§ **Records to use**
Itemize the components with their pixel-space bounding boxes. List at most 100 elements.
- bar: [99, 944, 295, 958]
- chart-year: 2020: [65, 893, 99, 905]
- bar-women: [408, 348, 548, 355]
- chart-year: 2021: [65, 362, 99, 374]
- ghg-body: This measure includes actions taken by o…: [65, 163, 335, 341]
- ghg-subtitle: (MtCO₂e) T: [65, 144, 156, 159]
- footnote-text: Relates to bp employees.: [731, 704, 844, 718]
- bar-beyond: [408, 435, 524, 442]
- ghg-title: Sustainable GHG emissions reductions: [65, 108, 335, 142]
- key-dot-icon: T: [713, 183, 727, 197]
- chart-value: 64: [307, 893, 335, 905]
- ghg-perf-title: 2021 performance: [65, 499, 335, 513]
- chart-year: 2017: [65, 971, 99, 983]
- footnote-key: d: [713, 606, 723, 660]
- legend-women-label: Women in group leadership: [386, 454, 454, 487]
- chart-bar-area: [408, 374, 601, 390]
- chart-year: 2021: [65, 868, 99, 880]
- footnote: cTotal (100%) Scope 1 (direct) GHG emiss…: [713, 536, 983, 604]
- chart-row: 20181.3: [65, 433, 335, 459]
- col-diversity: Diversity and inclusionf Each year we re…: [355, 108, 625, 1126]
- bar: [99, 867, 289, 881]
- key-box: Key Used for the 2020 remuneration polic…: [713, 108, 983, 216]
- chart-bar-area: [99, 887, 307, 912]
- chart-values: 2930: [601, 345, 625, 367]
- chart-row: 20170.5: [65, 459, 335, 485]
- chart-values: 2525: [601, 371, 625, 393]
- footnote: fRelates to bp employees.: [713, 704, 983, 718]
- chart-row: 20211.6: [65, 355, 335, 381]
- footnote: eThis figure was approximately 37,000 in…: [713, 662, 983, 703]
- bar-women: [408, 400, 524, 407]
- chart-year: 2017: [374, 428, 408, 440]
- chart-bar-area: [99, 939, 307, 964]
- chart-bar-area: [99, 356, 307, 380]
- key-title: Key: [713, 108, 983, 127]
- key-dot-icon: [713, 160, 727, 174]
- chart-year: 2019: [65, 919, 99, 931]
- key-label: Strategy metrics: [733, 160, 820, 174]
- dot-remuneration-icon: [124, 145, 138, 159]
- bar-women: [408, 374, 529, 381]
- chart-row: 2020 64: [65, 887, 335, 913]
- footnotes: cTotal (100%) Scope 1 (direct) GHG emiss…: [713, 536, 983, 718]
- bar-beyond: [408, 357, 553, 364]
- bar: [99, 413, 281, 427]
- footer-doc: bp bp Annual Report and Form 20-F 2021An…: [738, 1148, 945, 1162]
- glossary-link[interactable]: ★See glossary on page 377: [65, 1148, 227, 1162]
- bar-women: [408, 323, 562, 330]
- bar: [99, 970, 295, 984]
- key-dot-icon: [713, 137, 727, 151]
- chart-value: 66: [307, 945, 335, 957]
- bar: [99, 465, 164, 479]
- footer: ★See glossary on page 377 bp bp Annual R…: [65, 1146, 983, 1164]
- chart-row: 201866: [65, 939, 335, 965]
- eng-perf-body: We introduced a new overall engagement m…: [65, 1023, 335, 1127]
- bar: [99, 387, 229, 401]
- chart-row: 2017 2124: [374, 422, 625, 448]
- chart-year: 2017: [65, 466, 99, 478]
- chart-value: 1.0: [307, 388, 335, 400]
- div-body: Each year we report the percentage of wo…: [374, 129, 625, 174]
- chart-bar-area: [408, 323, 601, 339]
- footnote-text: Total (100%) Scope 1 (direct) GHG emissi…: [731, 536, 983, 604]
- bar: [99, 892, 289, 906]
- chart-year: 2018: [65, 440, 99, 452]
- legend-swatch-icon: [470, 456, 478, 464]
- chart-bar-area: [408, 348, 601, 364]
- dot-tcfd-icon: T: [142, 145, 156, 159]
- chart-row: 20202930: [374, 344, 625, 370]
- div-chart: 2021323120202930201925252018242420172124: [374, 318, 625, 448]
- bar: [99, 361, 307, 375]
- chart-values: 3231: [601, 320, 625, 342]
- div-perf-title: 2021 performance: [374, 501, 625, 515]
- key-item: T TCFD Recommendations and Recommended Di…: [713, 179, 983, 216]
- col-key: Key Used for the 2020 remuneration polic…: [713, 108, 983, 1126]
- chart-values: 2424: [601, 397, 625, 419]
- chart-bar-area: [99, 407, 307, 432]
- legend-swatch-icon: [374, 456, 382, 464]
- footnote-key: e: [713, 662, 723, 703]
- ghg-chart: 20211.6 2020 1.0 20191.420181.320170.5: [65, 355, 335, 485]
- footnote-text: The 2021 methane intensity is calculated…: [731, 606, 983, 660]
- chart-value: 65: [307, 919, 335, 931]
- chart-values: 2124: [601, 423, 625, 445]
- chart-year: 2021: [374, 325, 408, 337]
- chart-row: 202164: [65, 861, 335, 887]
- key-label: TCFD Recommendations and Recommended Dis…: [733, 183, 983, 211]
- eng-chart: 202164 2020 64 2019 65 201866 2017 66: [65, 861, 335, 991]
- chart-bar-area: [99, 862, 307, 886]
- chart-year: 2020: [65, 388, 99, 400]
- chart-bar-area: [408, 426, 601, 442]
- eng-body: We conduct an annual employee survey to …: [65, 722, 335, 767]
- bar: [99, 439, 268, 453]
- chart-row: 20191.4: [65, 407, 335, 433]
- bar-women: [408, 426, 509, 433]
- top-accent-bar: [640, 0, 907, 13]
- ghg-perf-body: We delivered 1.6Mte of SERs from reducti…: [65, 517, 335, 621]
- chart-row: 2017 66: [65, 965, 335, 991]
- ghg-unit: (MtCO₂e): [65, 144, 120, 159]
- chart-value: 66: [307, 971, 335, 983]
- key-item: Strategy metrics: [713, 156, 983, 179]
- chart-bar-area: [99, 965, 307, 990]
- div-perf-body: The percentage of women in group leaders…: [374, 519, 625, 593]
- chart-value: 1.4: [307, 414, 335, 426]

§ **Task requirements**
Reproduce the material above line for line, with no changes.

§ **Exercise answer**
Itemize the components with their pixel-space bounding boxes. List at most 100 elements.
- bar: [99, 944, 295, 958]
- chart-year: 2020: [65, 893, 99, 905]
- bar-women: [408, 348, 548, 355]
- chart-year: 2021: [65, 362, 99, 374]
- ghg-body: This measure includes actions taken by o…: [65, 163, 335, 341]
- ghg-subtitle: (MtCO₂e) T: [65, 144, 156, 159]
- footnote-text: Relates to bp employees.: [731, 704, 844, 718]
- bar-beyond: [408, 435, 524, 442]
- ghg-title: Sustainable GHG emissions reductions: [65, 108, 335, 142]
- key-dot-icon: T: [713, 183, 727, 197]
- chart-value: 64: [307, 893, 335, 905]
- ghg-perf-title: 2021 performance: [65, 499, 335, 513]
- chart-year: 2017: [65, 971, 99, 983]
- footnote-key: d: [713, 606, 723, 660]
- legend-women-label: Women in group leadership: [386, 454, 454, 487]
- chart-bar-area: [408, 374, 601, 390]
- chart-year: 2021: [65, 868, 99, 880]
- footnote: cTotal (100%) Scope 1 (direct) GHG emiss…: [713, 536, 983, 604]
- chart-row: 20181.3: [65, 433, 335, 459]
- col-diversity: Diversity and inclusionf Each year we re…: [355, 108, 625, 1126]
- bar: [99, 867, 289, 881]
- key-box: Key Used for the 2020 remuneration polic…: [713, 108, 983, 216]
- chart-bar-area: [99, 887, 307, 912]
- chart-values: 2930: [601, 345, 625, 367]
- chart-row: 20170.5: [65, 459, 335, 485]
- chart-values: 2525: [601, 371, 625, 393]
- footnote: fRelates to bp employees.: [713, 704, 983, 718]
- chart-row: 20211.6: [65, 355, 335, 381]
- footnote: eThis figure was approximately 37,000 in…: [713, 662, 983, 703]
- bar-women: [408, 400, 524, 407]
- chart-year: 2017: [374, 428, 408, 440]
- chart-bar-area: [99, 939, 307, 964]
- chart-bar-area: [99, 356, 307, 380]
- key-title: Key: [713, 108, 983, 127]
- key-dot-icon: [713, 160, 727, 174]
- chart-year: 2019: [65, 919, 99, 931]
- key-label: Strategy metrics: [733, 160, 820, 174]
- dot-remuneration-icon: [124, 145, 138, 159]
- bar-women: [408, 374, 529, 381]
- chart-row: 2020 64: [65, 887, 335, 913]
- footnotes: cTotal (100%) Scope 1 (direct) GHG emiss…: [713, 536, 983, 718]
- bar-beyond: [408, 357, 553, 364]
- bar: [99, 413, 281, 427]
- footer-doc: bp bp Annual Report and Form 20-F 2021An…: [738, 1148, 945, 1162]
- glossary-link[interactable]: ★See glossary on page 377: [65, 1148, 227, 1162]
- bar-women: [408, 323, 562, 330]
- bar: [99, 970, 295, 984]
- key-dot-icon: [713, 137, 727, 151]
- chart-value: 66: [307, 945, 335, 957]
- bar: [99, 465, 164, 479]
- footer: ★See glossary on page 377 bp bp Annual R…: [65, 1146, 983, 1164]
- chart-row: 201866: [65, 939, 335, 965]
- eng-perf-body: We introduced a new overall engagement m…: [65, 1023, 335, 1127]
- bar: [99, 387, 229, 401]
- chart-row: 2017 2124: [374, 422, 625, 448]
- chart-year: 2017: [65, 466, 99, 478]
- chart-value: 1.0: [307, 388, 335, 400]
- div-body: Each year we report the percentage of wo…: [374, 129, 625, 174]
- chart-bar-area: [408, 323, 601, 339]
- footnote-text: Total (100%) Scope 1 (direct) GHG emissi…: [731, 536, 983, 604]
- bar: [99, 892, 289, 906]
- chart-year: 2018: [65, 440, 99, 452]
- legend-swatch-icon: [470, 456, 478, 464]
- chart-bar-area: [408, 348, 601, 364]
- dot-tcfd-icon: T: [142, 145, 156, 159]
- chart-row: 20202930: [374, 344, 625, 370]
- div-chart: 2021323120202930201925252018242420172124: [374, 318, 625, 448]
- bar: [99, 361, 307, 375]
- chart-values: 3231: [601, 320, 625, 342]
- div-perf-title: 2021 performance: [374, 501, 625, 515]
- key-item: T TCFD Recommendations and Recommended Di…: [713, 179, 983, 216]
- col-key: Key Used for the 2020 remuneration polic…: [713, 108, 983, 1126]
- chart-values: 2424: [601, 397, 625, 419]
- chart-bar-area: [99, 407, 307, 432]
- legend-swatch-icon: [374, 456, 382, 464]
- footnote-key: e: [713, 662, 723, 703]
- ghg-chart: 20211.6 2020 1.0 20191.420181.320170.5: [65, 355, 335, 485]
- footnote-text: The 2021 methane intensity is calculated…: [731, 606, 983, 660]
- chart-value: 65: [307, 919, 335, 931]
- chart-values: 2124: [601, 423, 625, 445]
- chart-year: 2021: [374, 325, 408, 337]
- chart-row: 202164: [65, 861, 335, 887]
- key-label: TCFD Recommendations and Recommended Dis…: [733, 183, 983, 211]
- eng-chart: 202164 2020 64 2019 65 201866 2017 66: [65, 861, 335, 991]
- chart-bar-area: [99, 862, 307, 886]
- chart-year: 2020: [65, 388, 99, 400]
- chart-bar-area: [408, 426, 601, 442]
- eng-body: We conduct an annual employee survey to …: [65, 722, 335, 767]
- bar: [99, 439, 268, 453]
- chart-row: 20191.4: [65, 407, 335, 433]
- bar-women: [408, 426, 509, 433]
- top-accent-bar: [640, 0, 907, 13]
- ghg-perf-body: We delivered 1.6Mte of SERs from reducti…: [65, 517, 335, 621]
- chart-row: 2017 66: [65, 965, 335, 991]
- ghg-unit: (MtCO₂e): [65, 144, 120, 159]
- chart-value: 66: [307, 971, 335, 983]
- key-item: Strategy metrics: [713, 156, 983, 179]
- chart-bar-area: [99, 965, 307, 990]
- div-perf-body: The percentage of women in group leaders…: [374, 519, 625, 593]
- chart-value: 1.4: [307, 414, 335, 426]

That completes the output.